- Written exercise -
Of all the lines in these entries, how many contain the string "Output"? Give only that count.

- Task inputs -
=-=-=-=-=
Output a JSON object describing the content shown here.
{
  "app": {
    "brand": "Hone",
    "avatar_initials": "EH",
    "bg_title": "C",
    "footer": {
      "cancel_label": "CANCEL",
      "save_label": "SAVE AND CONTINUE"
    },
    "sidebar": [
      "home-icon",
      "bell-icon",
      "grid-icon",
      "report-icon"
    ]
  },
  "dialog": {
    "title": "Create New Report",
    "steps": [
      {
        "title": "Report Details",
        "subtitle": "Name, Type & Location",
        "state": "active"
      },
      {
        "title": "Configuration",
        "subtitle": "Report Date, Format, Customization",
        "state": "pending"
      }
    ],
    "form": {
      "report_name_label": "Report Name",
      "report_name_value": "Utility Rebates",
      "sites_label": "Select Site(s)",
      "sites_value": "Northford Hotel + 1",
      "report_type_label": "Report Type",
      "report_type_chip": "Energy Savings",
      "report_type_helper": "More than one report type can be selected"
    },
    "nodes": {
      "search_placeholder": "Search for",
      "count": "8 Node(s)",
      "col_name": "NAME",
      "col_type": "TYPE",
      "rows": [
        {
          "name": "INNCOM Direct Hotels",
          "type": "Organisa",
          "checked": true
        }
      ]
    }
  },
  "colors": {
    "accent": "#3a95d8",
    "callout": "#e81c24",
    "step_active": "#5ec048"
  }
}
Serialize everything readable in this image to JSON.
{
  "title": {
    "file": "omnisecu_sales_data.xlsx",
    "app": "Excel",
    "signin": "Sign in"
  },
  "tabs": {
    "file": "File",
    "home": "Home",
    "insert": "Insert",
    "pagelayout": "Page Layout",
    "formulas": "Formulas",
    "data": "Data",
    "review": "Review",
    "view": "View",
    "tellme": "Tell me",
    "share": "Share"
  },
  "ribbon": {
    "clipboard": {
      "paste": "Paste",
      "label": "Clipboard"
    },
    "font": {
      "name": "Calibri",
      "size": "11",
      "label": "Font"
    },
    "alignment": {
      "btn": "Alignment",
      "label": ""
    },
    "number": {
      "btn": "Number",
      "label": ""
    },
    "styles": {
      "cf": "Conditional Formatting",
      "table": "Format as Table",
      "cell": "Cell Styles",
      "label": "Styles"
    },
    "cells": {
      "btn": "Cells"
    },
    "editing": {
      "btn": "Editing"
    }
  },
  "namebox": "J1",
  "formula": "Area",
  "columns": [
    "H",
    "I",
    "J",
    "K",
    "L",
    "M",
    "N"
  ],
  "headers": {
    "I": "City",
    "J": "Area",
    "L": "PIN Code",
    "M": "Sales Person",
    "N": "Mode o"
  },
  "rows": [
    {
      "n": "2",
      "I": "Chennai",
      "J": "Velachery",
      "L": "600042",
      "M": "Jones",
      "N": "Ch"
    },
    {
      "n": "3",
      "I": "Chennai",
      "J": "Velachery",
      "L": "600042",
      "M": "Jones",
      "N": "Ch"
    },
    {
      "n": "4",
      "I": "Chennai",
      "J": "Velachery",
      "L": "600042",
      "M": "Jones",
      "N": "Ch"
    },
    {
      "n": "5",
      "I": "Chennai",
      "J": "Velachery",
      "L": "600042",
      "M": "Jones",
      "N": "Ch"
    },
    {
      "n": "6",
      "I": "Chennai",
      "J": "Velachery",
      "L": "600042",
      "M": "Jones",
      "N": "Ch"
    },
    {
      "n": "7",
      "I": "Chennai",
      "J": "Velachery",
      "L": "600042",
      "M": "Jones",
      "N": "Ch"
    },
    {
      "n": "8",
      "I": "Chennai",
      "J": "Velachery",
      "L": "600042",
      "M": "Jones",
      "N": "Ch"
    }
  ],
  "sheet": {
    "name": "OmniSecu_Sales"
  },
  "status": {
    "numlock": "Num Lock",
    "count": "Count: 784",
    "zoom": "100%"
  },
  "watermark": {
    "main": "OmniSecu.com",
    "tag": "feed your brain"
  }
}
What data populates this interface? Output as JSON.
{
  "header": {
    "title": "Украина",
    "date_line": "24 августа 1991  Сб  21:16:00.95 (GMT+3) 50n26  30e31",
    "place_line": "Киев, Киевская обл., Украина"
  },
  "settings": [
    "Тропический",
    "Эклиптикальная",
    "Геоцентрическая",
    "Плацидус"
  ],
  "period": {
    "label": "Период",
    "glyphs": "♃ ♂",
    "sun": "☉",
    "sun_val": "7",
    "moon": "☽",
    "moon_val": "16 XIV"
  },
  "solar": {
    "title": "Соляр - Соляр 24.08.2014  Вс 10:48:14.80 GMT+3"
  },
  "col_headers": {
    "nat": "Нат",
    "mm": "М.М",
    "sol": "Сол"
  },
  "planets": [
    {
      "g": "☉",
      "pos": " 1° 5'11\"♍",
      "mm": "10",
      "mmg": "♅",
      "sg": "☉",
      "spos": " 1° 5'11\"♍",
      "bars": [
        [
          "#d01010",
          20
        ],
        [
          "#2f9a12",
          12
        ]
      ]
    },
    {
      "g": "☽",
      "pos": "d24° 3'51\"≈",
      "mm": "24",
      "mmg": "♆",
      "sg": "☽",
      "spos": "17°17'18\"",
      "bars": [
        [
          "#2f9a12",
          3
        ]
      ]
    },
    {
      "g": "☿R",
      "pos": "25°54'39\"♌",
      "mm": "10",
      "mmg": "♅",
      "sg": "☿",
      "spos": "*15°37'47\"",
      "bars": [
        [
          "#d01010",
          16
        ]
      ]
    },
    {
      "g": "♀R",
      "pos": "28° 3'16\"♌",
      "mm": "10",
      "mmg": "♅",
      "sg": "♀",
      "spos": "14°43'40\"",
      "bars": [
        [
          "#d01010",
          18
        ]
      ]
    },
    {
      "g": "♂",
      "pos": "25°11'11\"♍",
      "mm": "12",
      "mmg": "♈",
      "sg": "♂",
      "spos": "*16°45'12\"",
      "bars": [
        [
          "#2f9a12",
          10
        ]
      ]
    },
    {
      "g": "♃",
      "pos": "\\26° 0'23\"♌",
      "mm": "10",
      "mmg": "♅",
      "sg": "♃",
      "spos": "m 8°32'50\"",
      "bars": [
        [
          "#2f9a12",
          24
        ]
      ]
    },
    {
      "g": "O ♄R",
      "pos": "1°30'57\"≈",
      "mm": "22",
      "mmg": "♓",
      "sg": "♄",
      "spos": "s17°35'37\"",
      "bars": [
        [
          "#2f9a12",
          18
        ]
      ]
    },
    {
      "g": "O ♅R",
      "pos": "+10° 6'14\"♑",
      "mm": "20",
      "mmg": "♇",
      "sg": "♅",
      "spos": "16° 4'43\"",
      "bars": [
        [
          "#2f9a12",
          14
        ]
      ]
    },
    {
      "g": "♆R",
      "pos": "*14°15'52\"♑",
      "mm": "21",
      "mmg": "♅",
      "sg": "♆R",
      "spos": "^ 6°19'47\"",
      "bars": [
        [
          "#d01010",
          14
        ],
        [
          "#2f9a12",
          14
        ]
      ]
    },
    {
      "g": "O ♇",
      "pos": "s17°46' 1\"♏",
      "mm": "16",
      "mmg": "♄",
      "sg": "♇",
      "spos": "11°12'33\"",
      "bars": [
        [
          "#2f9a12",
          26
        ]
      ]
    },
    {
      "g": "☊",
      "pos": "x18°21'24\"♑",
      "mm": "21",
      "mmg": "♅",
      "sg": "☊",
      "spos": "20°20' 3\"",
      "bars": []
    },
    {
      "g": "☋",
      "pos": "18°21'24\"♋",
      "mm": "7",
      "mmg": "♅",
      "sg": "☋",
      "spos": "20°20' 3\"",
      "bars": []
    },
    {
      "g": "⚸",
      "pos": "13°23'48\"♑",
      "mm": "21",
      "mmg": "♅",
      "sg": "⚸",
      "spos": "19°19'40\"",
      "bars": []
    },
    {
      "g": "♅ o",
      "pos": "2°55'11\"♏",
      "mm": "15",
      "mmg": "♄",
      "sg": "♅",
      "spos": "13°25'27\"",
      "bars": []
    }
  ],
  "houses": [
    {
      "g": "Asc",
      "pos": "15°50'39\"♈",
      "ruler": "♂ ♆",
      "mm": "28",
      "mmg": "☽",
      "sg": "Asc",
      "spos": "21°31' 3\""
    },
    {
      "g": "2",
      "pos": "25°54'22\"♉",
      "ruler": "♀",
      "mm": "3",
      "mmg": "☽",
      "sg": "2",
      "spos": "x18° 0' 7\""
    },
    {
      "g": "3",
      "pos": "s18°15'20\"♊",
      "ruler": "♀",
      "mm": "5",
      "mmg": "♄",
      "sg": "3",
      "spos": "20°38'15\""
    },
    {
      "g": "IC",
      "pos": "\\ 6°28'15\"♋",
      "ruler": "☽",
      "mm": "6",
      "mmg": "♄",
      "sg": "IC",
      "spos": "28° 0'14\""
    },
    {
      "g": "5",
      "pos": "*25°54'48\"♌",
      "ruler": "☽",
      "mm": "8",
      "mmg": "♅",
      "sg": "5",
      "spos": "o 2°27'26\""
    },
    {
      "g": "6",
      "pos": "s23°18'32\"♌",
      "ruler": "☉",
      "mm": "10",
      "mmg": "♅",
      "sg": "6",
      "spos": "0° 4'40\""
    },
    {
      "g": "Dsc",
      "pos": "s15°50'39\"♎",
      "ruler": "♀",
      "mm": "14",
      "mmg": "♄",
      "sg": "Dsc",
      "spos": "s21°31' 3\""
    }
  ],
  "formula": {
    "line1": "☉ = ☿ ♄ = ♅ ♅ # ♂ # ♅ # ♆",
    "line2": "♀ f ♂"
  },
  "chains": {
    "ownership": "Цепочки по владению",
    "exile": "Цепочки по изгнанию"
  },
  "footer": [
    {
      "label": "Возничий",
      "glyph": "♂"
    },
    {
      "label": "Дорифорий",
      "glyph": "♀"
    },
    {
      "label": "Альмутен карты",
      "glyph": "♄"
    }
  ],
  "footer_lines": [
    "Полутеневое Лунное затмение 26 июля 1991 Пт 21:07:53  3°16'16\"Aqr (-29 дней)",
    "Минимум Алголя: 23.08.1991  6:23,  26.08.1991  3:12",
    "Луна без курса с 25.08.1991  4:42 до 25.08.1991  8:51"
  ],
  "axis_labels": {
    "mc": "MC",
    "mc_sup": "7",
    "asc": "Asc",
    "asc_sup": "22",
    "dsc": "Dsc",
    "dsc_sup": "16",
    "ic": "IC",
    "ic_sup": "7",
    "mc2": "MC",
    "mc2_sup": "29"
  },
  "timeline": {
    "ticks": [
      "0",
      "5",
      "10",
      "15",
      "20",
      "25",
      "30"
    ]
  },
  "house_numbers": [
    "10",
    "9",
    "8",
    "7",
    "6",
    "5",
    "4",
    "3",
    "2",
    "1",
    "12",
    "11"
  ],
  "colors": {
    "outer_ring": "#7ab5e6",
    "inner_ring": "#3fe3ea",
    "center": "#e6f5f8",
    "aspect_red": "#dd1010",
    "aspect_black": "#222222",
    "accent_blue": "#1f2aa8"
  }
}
=-=-=-=-=
- Answer for the task -
2